# [Your task]
Copy out the lines that have "screenshot" in them.

□ □ □ □ □

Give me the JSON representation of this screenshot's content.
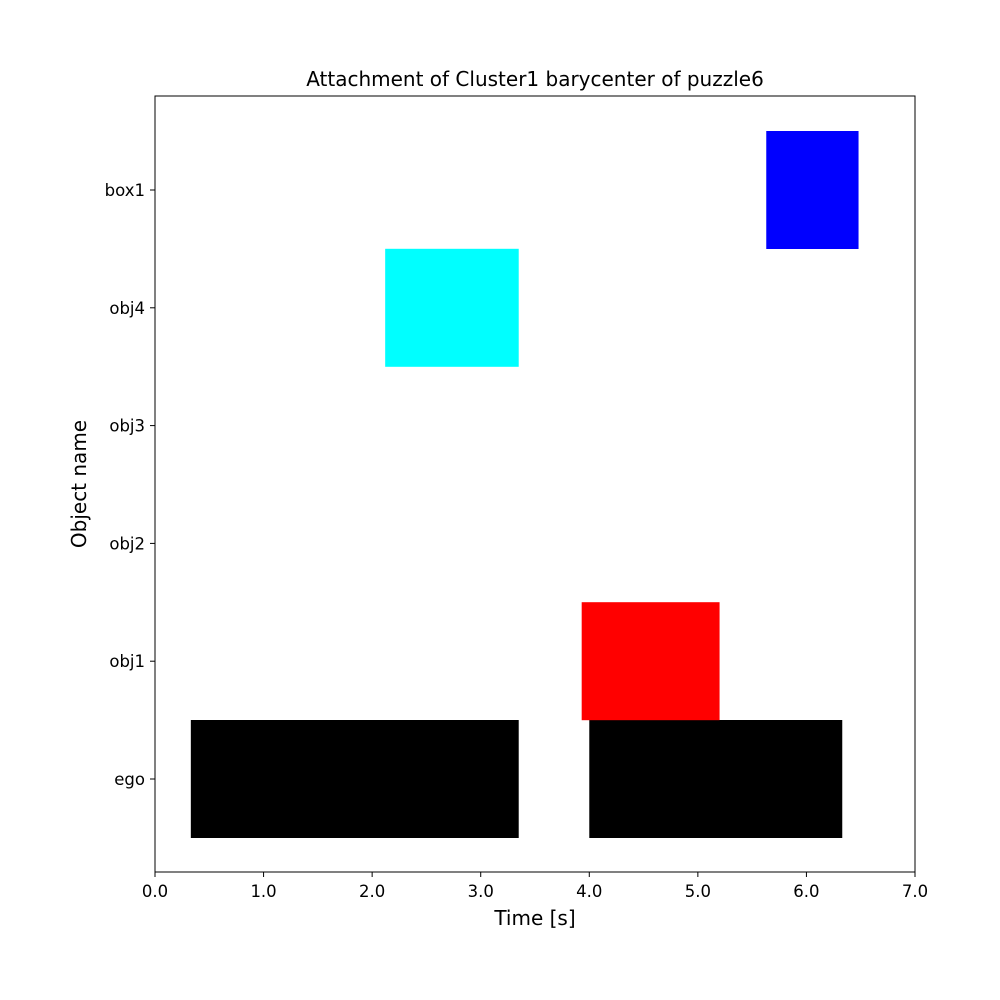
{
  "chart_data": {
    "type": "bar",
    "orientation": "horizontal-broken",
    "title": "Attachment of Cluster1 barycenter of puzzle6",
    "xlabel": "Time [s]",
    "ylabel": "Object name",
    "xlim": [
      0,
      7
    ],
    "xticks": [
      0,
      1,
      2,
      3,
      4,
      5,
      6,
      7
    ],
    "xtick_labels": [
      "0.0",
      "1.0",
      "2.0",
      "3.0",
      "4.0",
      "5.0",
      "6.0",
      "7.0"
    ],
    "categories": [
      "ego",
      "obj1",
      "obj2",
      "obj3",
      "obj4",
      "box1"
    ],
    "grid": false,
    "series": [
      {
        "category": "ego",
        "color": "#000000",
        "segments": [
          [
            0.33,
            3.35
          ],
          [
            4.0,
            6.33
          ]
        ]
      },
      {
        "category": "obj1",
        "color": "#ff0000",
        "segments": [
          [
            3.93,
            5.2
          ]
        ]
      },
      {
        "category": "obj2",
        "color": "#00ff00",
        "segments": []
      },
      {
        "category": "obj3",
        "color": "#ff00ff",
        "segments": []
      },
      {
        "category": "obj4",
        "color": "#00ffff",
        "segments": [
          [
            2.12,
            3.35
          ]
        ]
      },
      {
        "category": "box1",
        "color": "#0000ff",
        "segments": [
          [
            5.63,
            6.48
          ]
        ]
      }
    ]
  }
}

□ □ □ □ □

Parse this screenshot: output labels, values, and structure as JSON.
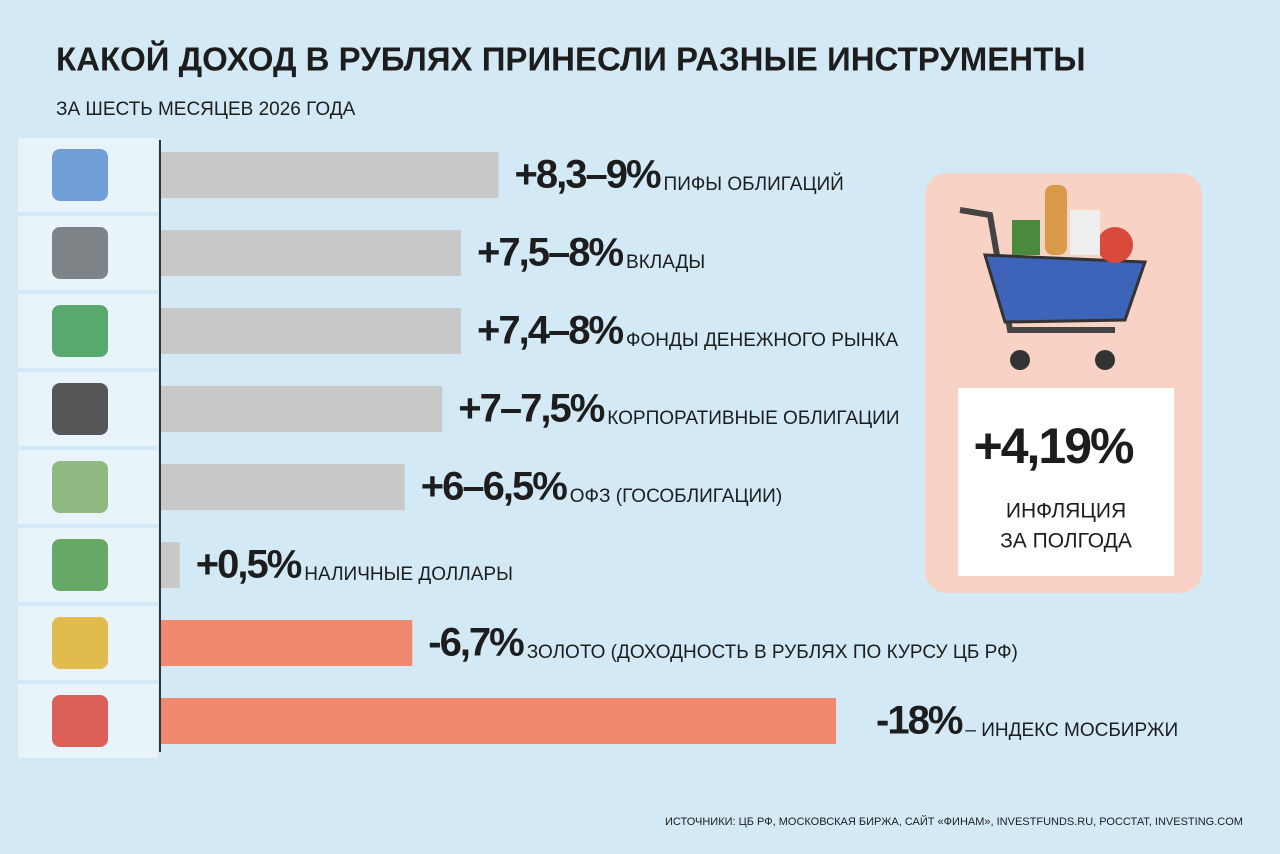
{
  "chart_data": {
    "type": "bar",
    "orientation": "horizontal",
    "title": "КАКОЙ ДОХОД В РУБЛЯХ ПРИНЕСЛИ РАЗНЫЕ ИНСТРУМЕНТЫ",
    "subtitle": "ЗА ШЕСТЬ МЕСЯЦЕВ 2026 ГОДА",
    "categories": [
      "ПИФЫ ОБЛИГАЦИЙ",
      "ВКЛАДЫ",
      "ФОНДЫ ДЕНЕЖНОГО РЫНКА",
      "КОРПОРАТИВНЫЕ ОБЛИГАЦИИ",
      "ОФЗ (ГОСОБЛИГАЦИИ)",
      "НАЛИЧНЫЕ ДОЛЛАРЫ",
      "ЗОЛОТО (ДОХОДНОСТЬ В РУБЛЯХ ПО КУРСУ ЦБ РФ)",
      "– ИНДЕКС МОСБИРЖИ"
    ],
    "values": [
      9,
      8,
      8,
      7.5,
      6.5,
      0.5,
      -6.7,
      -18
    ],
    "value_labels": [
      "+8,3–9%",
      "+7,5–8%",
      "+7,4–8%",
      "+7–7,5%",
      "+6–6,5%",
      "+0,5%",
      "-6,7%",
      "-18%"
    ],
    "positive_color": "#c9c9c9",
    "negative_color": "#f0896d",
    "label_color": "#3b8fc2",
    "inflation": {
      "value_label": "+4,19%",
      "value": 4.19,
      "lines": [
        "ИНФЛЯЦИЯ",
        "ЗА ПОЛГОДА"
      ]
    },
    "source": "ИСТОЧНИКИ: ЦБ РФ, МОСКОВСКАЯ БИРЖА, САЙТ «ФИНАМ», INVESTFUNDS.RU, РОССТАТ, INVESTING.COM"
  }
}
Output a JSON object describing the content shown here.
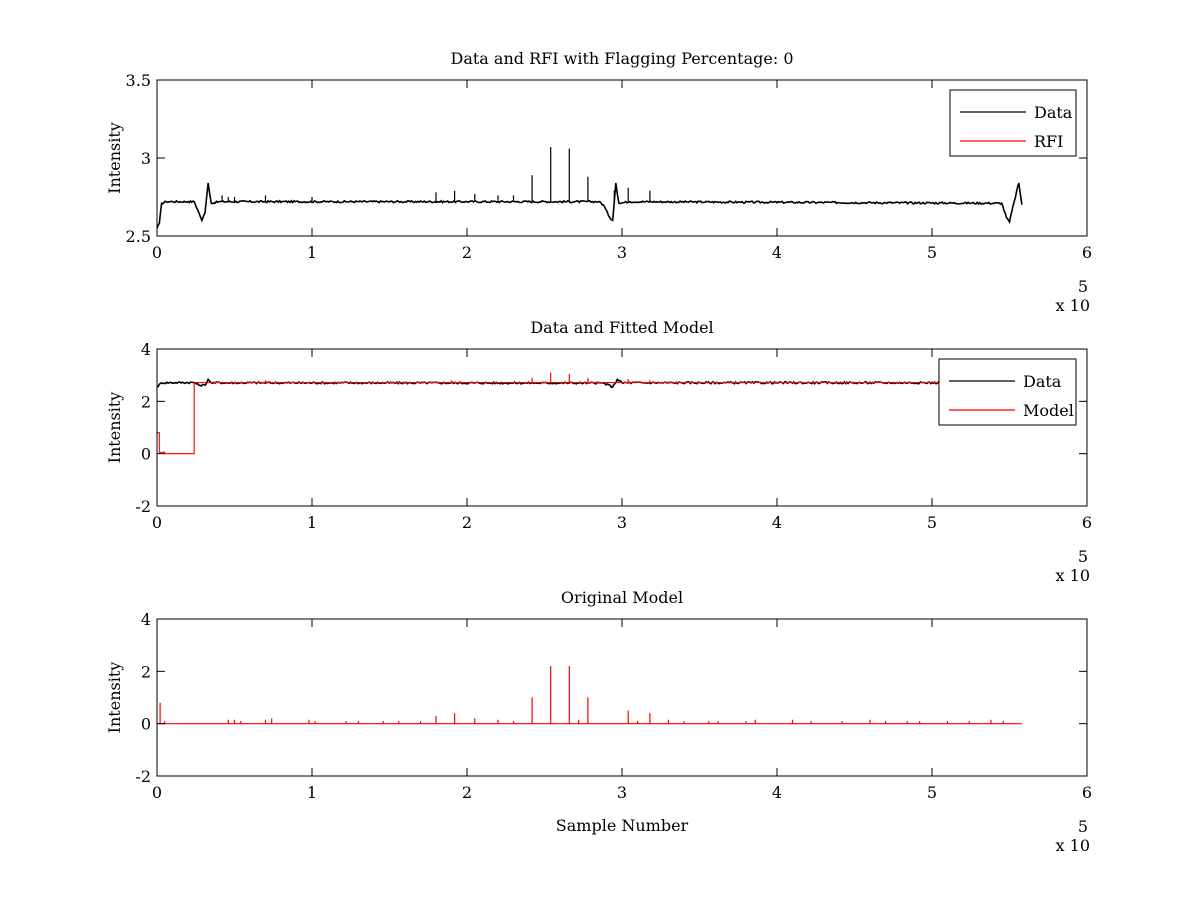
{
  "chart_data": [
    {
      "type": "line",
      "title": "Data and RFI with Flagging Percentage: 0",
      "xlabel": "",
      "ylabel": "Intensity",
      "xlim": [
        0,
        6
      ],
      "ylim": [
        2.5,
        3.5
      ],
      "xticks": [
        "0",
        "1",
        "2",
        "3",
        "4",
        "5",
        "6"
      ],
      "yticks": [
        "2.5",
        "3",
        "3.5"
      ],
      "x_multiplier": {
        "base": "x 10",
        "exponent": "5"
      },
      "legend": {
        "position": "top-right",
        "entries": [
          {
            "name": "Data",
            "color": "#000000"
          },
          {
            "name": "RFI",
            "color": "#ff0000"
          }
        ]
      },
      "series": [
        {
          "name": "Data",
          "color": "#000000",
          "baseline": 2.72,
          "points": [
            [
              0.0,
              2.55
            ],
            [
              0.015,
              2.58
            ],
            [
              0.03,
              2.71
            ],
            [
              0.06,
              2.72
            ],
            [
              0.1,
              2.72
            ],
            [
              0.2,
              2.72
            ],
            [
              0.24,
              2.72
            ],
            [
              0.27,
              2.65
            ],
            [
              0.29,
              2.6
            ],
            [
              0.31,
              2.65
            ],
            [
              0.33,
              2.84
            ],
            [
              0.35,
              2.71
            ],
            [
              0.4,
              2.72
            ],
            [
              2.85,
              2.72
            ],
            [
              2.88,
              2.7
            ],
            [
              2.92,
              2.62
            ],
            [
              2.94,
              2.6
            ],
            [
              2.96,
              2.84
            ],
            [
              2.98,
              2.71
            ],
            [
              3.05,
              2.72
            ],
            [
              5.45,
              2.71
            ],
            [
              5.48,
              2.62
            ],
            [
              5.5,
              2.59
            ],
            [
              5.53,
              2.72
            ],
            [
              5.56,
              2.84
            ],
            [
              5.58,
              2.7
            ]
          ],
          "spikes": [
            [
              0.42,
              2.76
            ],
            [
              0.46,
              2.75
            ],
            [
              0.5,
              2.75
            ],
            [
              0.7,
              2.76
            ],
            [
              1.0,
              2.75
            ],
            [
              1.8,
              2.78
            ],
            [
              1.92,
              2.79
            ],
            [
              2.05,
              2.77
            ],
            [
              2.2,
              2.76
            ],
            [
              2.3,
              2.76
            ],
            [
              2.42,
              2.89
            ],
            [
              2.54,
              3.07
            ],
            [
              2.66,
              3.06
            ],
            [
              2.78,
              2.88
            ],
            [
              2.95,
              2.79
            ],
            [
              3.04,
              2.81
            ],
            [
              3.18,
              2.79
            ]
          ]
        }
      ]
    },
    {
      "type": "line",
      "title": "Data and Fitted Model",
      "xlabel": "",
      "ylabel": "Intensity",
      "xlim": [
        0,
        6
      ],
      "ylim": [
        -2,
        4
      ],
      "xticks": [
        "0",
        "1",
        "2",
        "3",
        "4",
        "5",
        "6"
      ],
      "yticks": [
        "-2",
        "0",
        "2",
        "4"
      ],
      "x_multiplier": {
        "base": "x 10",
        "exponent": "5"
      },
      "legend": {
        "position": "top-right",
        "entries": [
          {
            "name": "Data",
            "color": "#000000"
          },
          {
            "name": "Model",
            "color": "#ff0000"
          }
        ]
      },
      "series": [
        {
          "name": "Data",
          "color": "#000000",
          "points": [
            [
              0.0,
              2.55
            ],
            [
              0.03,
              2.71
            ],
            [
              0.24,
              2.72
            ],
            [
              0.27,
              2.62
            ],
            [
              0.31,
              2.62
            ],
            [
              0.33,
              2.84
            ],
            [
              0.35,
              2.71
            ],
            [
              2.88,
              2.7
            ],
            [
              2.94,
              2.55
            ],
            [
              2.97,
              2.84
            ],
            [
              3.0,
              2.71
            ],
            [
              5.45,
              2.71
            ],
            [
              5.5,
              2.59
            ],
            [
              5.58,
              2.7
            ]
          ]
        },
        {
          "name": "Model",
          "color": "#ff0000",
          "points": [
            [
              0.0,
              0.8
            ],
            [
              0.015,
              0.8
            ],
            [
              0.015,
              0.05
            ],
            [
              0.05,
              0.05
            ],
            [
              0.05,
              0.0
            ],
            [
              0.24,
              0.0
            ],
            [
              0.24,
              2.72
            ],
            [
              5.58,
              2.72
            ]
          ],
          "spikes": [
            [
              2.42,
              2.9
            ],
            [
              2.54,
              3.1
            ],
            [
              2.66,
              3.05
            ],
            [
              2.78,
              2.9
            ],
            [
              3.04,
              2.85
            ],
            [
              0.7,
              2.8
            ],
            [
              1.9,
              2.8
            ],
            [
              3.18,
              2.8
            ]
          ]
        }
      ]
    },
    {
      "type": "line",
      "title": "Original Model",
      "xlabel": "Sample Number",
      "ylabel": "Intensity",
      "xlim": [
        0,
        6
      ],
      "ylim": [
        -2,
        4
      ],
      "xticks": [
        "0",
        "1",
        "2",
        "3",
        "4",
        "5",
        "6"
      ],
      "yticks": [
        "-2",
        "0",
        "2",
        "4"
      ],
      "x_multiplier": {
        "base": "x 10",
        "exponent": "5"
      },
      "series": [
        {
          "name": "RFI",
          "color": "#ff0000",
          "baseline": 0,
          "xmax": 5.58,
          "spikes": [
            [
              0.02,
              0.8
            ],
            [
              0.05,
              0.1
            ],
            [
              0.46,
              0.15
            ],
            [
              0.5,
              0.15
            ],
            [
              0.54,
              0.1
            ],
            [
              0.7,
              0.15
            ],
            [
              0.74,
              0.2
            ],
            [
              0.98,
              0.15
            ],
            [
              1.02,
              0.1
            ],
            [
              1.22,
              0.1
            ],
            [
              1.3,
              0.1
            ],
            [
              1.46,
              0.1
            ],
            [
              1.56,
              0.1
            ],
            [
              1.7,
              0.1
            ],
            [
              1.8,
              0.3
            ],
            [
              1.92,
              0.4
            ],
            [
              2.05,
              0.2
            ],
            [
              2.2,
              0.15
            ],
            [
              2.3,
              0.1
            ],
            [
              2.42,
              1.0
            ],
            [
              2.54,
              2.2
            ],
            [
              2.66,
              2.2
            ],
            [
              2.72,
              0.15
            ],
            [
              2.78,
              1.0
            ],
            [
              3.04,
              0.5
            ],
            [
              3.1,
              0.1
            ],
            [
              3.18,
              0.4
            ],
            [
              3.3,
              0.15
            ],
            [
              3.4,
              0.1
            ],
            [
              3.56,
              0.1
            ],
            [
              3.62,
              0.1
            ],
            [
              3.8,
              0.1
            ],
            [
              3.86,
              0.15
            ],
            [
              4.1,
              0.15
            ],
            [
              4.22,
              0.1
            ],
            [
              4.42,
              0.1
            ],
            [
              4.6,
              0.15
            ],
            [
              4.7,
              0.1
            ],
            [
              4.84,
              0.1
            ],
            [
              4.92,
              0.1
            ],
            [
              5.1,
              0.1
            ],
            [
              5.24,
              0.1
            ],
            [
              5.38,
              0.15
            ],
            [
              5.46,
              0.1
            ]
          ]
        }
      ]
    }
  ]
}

□ □ □ □ □

# [Task result]
Give me the JSON representation of this screenshot's content.
Parse this screenshot: output labels, values, and structure as JSON.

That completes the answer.